Available records:
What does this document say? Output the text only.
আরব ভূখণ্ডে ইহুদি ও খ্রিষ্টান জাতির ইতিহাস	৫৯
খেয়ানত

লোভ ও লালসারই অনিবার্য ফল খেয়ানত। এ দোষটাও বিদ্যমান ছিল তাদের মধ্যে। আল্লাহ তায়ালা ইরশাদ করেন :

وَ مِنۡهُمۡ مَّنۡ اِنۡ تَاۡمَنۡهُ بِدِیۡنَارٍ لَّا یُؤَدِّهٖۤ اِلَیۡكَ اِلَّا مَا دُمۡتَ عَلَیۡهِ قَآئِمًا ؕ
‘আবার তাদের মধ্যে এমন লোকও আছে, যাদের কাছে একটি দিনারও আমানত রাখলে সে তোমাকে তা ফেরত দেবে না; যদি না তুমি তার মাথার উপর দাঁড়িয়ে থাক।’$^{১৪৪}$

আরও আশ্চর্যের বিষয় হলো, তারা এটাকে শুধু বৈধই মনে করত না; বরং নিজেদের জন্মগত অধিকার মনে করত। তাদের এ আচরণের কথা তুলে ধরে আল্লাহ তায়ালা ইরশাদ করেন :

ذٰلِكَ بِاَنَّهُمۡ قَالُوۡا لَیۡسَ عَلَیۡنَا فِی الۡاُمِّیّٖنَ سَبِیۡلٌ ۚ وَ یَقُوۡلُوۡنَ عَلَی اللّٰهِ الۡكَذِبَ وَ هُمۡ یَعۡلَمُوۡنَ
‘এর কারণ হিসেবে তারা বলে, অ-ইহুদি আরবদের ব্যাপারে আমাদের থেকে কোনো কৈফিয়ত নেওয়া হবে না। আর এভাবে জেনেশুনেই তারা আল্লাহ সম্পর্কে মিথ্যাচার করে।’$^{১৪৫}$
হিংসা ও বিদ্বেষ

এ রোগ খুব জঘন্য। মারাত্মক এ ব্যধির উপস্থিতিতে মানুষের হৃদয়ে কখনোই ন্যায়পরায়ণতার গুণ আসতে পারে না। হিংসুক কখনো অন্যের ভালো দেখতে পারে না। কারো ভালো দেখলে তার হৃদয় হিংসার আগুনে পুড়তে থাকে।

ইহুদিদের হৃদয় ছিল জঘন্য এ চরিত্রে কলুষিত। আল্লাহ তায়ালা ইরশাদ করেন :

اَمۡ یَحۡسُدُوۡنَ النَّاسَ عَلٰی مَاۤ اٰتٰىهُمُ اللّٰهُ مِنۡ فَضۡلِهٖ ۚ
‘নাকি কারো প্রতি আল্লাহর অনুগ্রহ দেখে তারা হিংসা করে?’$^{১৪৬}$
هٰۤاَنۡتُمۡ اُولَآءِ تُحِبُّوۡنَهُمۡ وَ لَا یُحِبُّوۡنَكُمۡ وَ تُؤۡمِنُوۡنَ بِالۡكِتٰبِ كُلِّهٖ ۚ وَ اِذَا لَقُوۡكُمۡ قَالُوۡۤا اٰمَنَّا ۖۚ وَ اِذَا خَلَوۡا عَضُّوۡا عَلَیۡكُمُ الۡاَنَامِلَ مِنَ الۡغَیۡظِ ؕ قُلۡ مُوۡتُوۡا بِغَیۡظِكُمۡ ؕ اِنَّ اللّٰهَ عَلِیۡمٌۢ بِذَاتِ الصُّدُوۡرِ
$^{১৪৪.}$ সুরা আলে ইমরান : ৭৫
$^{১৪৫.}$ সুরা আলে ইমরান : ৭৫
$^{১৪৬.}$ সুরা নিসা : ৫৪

Set problem: Repeat the material from above exactly, word for word.

Response to the exercise:
What does this document say? Output the text only.
আরব ভূখণ্ডে ইহুদি ও খ্রিষ্টান জাতির ইতিহাস	৫৯
খেয়ানত

লোভ ও লালসারই অনিবার্য ফল খেয়ানত। এ দোষটাও বিদ্যমান ছিল তাদের মধ্যে। আল্লাহ তায়ালা ইরশাদ করেন :

وَ مِنۡهُمۡ مَّنۡ اِنۡ تَاۡمَنۡهُ بِدِیۡنَارٍ لَّا یُؤَدِّهٖۤ اِلَیۡكَ اِلَّا مَا دُمۡتَ عَلَیۡهِ قَآئِمًا ؕ
‘আবার তাদের মধ্যে এমন লোকও আছে, যাদের কাছে একটি দিনারও আমানত রাখলে সে তোমাকে তা ফেরত দেবে না; যদি না তুমি তার মাথার উপর দাঁড়িয়ে থাক।’$^{১৪৪}$

আরও আশ্চর্যের বিষয় হলো, তারা এটাকে শুধু বৈধই মনে করত না; বরং নিজেদের জন্মগত অধিকার মনে করত। তাদের এ আচরণের কথা তুলে ধরে আল্লাহ তায়ালা ইরশাদ করেন :

ذٰلِكَ بِاَنَّهُمۡ قَالُوۡا لَیۡسَ عَلَیۡنَا فِی الۡاُمِّیّٖنَ سَبِیۡلٌ ۚ وَ یَقُوۡلُوۡنَ عَلَی اللّٰهِ الۡكَذِبَ وَ هُمۡ یَعۡلَمُوۡنَ
‘এর কারণ হিসেবে তারা বলে, অ-ইহুদি আরবদের ব্যাপারে আমাদের থেকে কোনো কৈফিয়ত নেওয়া হবে না। আর এভাবে জেনেশুনেই তারা আল্লাহ সম্পর্কে মিথ্যাচার করে।’$^{১৪৫}$
হিংসা ও বিদ্বেষ

এ রোগ খুব জঘন্য। মারাত্মক এ ব্যধির উপস্থিতিতে মানুষের হৃদয়ে কখনোই ন্যায়পরায়ণতার গুণ আসতে পারে না। হিংসুক কখনো অন্যের ভালো দেখতে পারে না। কারো ভালো দেখলে তার হৃদয় হিংসার আগুনে পুড়তে থাকে।

ইহুদিদের হৃদয় ছিল জঘন্য এ চরিত্রে কলুষিত। আল্লাহ তায়ালা ইরশাদ করেন :

اَمۡ یَحۡسُدُوۡنَ النَّاسَ عَلٰی مَاۤ اٰتٰىهُمُ اللّٰهُ مِنۡ فَضۡلِهٖ ۚ
‘নাকি কারো প্রতি আল্লাহর অনুগ্রহ দেখে তারা হিংসা করে?’$^{১৪৬}$
هٰۤاَنۡتُمۡ اُولَآءِ تُحِبُّوۡنَهُمۡ وَ لَا یُحِبُّوۡنَكُمۡ وَ تُؤۡمِنُوۡنَ بِالۡكِتٰبِ كُلِّهٖ ۚ وَ اِذَا لَقُوۡكُمۡ قَالُوۡۤا اٰمَنَّا ۖۚ وَ اِذَا خَلَوۡا عَضُّوۡا عَلَیۡكُمُ الۡاَنَامِلَ مِنَ الۡغَیۡظِ ؕ قُلۡ مُوۡتُوۡا بِغَیۡظِكُمۡ ؕ اِنَّ اللّٰهَ عَلِیۡمٌۢ بِذَاتِ الصُّدُوۡرِ
$^{১৪৪.}$ সুরা আলে ইমরান : ৭৫
$^{১৪৫.}$ সুরা আলে ইমরান : ৭৫
$^{১৪৬.}$ সুরা নিসা : ৫৪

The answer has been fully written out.